↓↓↓
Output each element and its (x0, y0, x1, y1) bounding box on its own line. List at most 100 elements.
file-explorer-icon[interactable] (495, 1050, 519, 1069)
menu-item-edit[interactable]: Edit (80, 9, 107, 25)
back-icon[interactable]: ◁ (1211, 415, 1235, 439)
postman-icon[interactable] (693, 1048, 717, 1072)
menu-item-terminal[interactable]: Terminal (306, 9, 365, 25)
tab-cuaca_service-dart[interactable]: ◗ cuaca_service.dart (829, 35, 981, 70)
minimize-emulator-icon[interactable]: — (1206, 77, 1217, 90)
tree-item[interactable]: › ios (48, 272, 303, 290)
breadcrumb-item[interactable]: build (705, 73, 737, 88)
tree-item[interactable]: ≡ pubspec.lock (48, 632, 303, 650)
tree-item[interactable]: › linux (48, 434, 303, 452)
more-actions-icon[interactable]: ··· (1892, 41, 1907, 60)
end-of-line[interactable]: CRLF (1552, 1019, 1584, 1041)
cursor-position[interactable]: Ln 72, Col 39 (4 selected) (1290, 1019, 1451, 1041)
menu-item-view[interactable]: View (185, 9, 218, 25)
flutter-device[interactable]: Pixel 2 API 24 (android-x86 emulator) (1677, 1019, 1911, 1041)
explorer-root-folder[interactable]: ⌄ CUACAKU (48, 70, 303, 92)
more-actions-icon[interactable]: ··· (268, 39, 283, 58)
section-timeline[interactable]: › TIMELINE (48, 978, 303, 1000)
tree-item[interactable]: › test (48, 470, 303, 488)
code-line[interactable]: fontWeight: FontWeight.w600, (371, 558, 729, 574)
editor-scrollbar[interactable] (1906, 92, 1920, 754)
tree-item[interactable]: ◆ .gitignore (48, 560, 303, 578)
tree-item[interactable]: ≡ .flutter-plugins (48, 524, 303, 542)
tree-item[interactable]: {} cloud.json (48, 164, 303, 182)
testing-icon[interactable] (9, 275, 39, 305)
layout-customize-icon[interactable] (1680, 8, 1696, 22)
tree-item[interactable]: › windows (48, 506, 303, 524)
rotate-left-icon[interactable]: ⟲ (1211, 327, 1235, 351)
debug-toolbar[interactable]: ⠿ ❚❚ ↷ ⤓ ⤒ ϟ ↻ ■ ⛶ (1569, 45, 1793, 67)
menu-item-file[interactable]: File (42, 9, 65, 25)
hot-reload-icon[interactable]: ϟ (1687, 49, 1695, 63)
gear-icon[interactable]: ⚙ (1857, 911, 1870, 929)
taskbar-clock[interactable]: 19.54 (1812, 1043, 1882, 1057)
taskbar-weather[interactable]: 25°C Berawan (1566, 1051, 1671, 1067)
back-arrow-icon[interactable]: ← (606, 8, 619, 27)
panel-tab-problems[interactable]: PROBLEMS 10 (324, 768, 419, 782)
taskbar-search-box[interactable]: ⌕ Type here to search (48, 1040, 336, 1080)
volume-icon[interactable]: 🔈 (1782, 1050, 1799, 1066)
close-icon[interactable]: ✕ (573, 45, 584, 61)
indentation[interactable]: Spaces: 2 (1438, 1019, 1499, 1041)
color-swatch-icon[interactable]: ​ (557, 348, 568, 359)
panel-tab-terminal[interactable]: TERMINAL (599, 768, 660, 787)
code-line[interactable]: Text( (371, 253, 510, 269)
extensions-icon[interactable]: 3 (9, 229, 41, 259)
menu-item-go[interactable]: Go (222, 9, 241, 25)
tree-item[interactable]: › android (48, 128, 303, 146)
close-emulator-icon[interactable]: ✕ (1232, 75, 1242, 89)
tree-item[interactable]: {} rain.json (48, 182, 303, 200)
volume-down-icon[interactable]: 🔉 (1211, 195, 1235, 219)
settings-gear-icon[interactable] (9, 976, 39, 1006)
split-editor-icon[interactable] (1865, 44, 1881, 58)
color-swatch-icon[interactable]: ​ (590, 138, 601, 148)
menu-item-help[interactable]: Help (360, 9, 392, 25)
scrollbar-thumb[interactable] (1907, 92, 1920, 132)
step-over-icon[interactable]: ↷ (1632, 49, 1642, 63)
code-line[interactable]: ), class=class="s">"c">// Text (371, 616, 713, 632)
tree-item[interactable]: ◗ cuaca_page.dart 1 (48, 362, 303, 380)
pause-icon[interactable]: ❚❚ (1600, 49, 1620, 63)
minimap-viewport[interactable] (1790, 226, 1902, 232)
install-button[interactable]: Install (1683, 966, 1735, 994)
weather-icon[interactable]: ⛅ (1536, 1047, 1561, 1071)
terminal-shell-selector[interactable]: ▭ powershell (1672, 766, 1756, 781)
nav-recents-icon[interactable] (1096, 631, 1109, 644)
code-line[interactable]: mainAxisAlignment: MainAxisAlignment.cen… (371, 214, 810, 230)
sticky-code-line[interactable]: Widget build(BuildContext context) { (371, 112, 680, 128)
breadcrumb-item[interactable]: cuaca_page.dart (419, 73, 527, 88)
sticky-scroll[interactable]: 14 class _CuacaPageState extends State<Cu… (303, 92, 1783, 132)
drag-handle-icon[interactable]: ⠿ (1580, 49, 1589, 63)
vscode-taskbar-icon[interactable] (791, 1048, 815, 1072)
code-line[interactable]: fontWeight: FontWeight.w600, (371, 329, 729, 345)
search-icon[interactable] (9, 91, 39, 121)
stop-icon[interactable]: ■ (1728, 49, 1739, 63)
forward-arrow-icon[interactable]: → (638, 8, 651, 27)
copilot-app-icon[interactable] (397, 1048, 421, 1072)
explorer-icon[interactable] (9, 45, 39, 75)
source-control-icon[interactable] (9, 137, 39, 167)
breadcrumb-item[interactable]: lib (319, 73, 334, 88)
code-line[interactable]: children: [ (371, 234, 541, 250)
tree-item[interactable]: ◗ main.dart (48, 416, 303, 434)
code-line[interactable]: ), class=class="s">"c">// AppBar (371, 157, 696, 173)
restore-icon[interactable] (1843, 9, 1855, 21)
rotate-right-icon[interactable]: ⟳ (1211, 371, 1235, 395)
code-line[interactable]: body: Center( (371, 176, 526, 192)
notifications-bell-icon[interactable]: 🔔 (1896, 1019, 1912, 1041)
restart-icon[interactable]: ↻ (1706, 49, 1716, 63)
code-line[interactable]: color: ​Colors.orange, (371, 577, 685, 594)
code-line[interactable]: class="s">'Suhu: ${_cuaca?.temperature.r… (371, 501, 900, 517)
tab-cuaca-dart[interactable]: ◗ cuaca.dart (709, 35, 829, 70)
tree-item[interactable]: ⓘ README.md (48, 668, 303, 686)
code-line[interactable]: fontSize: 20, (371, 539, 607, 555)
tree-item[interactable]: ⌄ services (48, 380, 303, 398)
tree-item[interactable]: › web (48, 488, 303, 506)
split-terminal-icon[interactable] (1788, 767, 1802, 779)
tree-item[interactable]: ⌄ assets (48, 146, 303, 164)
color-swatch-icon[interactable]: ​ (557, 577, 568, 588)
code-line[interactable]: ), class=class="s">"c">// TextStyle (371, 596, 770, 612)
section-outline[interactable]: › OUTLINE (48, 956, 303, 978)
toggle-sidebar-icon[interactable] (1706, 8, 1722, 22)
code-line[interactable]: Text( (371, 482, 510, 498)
↑↑↑
** Task to carry out **
Could you copy every line of the material above, character for character, with nothing changed, added, or left out?

** Full answer **
Output each element and its (x0, y0, x1, y1) bounding box on its own line. List at most 100 elements.
file-explorer-icon[interactable] (495, 1050, 519, 1069)
menu-item-edit[interactable]: Edit (80, 9, 107, 25)
back-icon[interactable]: ◁ (1211, 415, 1235, 439)
postman-icon[interactable] (693, 1048, 717, 1072)
menu-item-terminal[interactable]: Terminal (306, 9, 365, 25)
tab-cuaca_service-dart[interactable]: ◗ cuaca_service.dart (829, 35, 981, 70)
minimize-emulator-icon[interactable]: — (1206, 77, 1217, 90)
tree-item[interactable]: › ios (48, 272, 303, 290)
breadcrumb-item[interactable]: build (705, 73, 737, 88)
tree-item[interactable]: ≡ pubspec.lock (48, 632, 303, 650)
tree-item[interactable]: › linux (48, 434, 303, 452)
more-actions-icon[interactable]: ··· (1892, 41, 1907, 60)
end-of-line[interactable]: CRLF (1552, 1019, 1584, 1041)
cursor-position[interactable]: Ln 72, Col 39 (4 selected) (1290, 1019, 1451, 1041)
menu-item-view[interactable]: View (185, 9, 218, 25)
flutter-device[interactable]: Pixel 2 API 24 (android-x86 emulator) (1677, 1019, 1911, 1041)
explorer-root-folder[interactable]: ⌄ CUACAKU (48, 70, 303, 92)
more-actions-icon[interactable]: ··· (268, 39, 283, 58)
section-timeline[interactable]: › TIMELINE (48, 978, 303, 1000)
tree-item[interactable]: › test (48, 470, 303, 488)
code-line[interactable]: fontWeight: FontWeight.w600, (371, 558, 729, 574)
editor-scrollbar[interactable] (1906, 92, 1920, 754)
tree-item[interactable]: ◆ .gitignore (48, 560, 303, 578)
tree-item[interactable]: ≡ .flutter-plugins (48, 524, 303, 542)
tree-item[interactable]: {} cloud.json (48, 164, 303, 182)
testing-icon[interactable] (9, 275, 39, 305)
layout-customize-icon[interactable] (1680, 8, 1696, 22)
tree-item[interactable]: › windows (48, 506, 303, 524)
rotate-left-icon[interactable]: ⟲ (1211, 327, 1235, 351)
debug-toolbar[interactable]: ⠿ ❚❚ ↷ ⤓ ⤒ ϟ ↻ ■ ⛶ (1569, 45, 1793, 67)
menu-item-file[interactable]: File (42, 9, 65, 25)
hot-reload-icon[interactable]: ϟ (1687, 49, 1695, 63)
gear-icon[interactable]: ⚙ (1857, 911, 1870, 929)
taskbar-clock[interactable]: 19.54 (1812, 1043, 1882, 1057)
taskbar-weather[interactable]: 25°C Berawan (1566, 1051, 1671, 1067)
back-arrow-icon[interactable]: ← (606, 8, 619, 27)
panel-tab-problems[interactable]: PROBLEMS 10 (324, 768, 419, 782)
taskbar-search-box[interactable]: ⌕ Type here to search (48, 1040, 336, 1080)
volume-icon[interactable]: 🔈 (1782, 1050, 1799, 1066)
close-icon[interactable]: ✕ (573, 45, 584, 61)
indentation[interactable]: Spaces: 2 (1438, 1019, 1499, 1041)
color-swatch-icon[interactable]: ​ (557, 348, 568, 359)
panel-tab-terminal[interactable]: TERMINAL (599, 768, 660, 787)
code-line[interactable]: Text( (371, 253, 510, 269)
extensions-icon[interactable]: 3 (9, 229, 41, 259)
menu-item-go[interactable]: Go (222, 9, 241, 25)
tree-item[interactable]: › android (48, 128, 303, 146)
close-emulator-icon[interactable]: ✕ (1232, 75, 1242, 89)
tree-item[interactable]: {} rain.json (48, 182, 303, 200)
volume-down-icon[interactable]: 🔉 (1211, 195, 1235, 219)
settings-gear-icon[interactable] (9, 976, 39, 1006)
split-editor-icon[interactable] (1865, 44, 1881, 58)
color-swatch-icon[interactable]: ​ (590, 138, 601, 148)
menu-item-help[interactable]: Help (360, 9, 392, 25)
scrollbar-thumb[interactable] (1907, 92, 1920, 132)
step-over-icon[interactable]: ↷ (1632, 49, 1642, 63)
code-line[interactable]: ), class=class="s">"c">// Text (371, 616, 713, 632)
tree-item[interactable]: ◗ cuaca_page.dart 1 (48, 362, 303, 380)
pause-icon[interactable]: ❚❚ (1600, 49, 1620, 63)
minimap-viewport[interactable] (1790, 226, 1902, 232)
install-button[interactable]: Install (1683, 966, 1735, 994)
weather-icon[interactable]: ⛅ (1536, 1047, 1561, 1071)
terminal-shell-selector[interactable]: ▭ powershell (1672, 766, 1756, 781)
nav-recents-icon[interactable] (1096, 631, 1109, 644)
code-line[interactable]: mainAxisAlignment: MainAxisAlignment.cen… (371, 214, 810, 230)
sticky-code-line[interactable]: Widget build(BuildContext context) { (371, 112, 680, 128)
breadcrumb-item[interactable]: cuaca_page.dart (419, 73, 527, 88)
sticky-scroll[interactable]: 14 class _CuacaPageState extends State<Cu… (303, 92, 1783, 132)
drag-handle-icon[interactable]: ⠿ (1580, 49, 1589, 63)
vscode-taskbar-icon[interactable] (791, 1048, 815, 1072)
code-line[interactable]: fontWeight: FontWeight.w600, (371, 329, 729, 345)
search-icon[interactable] (9, 91, 39, 121)
stop-icon[interactable]: ■ (1728, 49, 1739, 63)
forward-arrow-icon[interactable]: → (638, 8, 651, 27)
copilot-app-icon[interactable] (397, 1048, 421, 1072)
explorer-icon[interactable] (9, 45, 39, 75)
source-control-icon[interactable] (9, 137, 39, 167)
breadcrumb-item[interactable]: lib (319, 73, 334, 88)
code-line[interactable]: children: [ (371, 234, 541, 250)
tree-item[interactable]: ◗ main.dart (48, 416, 303, 434)
code-line[interactable]: ), class=class="s">"c">// AppBar (371, 157, 696, 173)
restore-icon[interactable] (1843, 9, 1855, 21)
rotate-right-icon[interactable]: ⟳ (1211, 371, 1235, 395)
code-line[interactable]: body: Center( (371, 176, 526, 192)
notifications-bell-icon[interactable]: 🔔 (1896, 1019, 1912, 1041)
restart-icon[interactable]: ↻ (1706, 49, 1716, 63)
code-line[interactable]: color: ​Colors.orange, (371, 577, 685, 594)
code-line[interactable]: class="s">'Suhu: ${_cuaca?.temperature.r… (371, 501, 900, 517)
tab-cuaca-dart[interactable]: ◗ cuaca.dart (709, 35, 829, 70)
tree-item[interactable]: ⓘ README.md (48, 668, 303, 686)
code-line[interactable]: fontSize: 20, (371, 539, 607, 555)
tree-item[interactable]: ⌄ services (48, 380, 303, 398)
tree-item[interactable]: › web (48, 488, 303, 506)
split-terminal-icon[interactable] (1788, 767, 1802, 779)
tree-item[interactable]: ⌄ assets (48, 146, 303, 164)
color-swatch-icon[interactable]: ​ (557, 577, 568, 588)
code-line[interactable]: ), class=class="s">"c">// TextStyle (371, 596, 770, 612)
section-outline[interactable]: › OUTLINE (48, 956, 303, 978)
toggle-sidebar-icon[interactable] (1706, 8, 1722, 22)
code-line[interactable]: Text( (371, 482, 510, 498)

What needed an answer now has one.